(Page text dataset records)

++++++++++++++++++++

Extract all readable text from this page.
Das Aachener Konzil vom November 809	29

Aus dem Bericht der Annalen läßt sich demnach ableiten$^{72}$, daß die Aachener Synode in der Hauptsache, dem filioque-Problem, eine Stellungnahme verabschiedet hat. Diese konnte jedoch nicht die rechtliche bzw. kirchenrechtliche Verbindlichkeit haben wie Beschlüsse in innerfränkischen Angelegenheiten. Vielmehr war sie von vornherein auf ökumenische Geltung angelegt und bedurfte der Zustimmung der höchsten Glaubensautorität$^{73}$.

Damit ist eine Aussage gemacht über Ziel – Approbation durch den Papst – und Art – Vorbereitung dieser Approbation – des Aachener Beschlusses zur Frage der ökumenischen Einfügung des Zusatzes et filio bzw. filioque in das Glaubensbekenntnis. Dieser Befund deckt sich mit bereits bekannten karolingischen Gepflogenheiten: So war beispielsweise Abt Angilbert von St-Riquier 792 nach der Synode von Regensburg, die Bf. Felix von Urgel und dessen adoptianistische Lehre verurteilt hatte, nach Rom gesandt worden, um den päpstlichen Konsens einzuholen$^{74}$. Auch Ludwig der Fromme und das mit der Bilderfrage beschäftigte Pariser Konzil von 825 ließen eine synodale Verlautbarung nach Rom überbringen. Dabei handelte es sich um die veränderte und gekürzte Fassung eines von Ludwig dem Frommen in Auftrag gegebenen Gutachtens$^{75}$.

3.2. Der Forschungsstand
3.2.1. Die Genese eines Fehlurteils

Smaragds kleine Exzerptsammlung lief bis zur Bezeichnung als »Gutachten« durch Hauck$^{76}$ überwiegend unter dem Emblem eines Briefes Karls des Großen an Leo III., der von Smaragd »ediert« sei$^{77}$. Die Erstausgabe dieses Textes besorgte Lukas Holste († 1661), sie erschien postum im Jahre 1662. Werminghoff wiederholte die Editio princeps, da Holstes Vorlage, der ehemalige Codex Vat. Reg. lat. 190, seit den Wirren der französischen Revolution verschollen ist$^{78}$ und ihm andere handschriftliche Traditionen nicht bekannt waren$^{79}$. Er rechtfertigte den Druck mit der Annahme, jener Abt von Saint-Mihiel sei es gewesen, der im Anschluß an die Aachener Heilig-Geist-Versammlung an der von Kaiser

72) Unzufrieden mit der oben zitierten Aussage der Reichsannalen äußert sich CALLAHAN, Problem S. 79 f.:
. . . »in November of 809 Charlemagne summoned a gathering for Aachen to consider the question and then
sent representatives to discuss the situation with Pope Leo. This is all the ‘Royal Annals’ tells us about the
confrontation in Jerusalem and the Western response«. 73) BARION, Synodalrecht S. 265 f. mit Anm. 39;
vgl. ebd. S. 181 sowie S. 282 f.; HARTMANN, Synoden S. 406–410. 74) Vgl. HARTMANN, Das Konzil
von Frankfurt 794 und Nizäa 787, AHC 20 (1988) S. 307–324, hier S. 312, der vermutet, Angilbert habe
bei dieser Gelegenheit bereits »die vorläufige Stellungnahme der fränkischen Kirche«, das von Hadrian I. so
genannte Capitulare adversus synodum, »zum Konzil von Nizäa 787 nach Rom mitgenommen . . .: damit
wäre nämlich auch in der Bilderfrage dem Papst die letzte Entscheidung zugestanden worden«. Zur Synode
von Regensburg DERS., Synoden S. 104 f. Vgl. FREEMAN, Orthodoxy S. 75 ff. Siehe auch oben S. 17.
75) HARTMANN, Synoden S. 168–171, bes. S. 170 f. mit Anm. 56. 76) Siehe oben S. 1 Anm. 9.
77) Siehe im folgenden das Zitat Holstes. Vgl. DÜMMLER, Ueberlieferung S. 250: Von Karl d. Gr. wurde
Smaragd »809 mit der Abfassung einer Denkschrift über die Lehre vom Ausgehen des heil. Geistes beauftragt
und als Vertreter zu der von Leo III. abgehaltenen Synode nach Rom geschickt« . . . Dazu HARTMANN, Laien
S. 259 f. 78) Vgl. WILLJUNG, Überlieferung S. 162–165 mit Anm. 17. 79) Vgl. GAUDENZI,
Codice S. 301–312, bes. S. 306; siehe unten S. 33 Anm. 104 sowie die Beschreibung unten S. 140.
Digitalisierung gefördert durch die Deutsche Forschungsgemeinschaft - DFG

++++++++++++++++++++

The lines you need are those containing "Problem"; find them in the records and copy them.

Aus dem Bericht der Annalen läßt sich demnach ableiten$^{72}$, daß die Aachener Synode in der Hauptsache, dem filioque-Problem, eine Stellungnahme verabschiedet hat. Diese konnte jedoch nicht die rechtliche bzw. kirchenrechtliche Verbindlichkeit haben wie Beschlüsse in innerfränkischen Angelegenheiten. Vielmehr war sie von vornherein auf ökumenische Geltung angelegt und bedurfte der Zustimmung der höchsten Glaubensautorität$^{73}$.
72) Unzufrieden mit der oben zitierten Aussage der Reichsannalen äußert sich CALLAHAN, Problem S. 79 f.:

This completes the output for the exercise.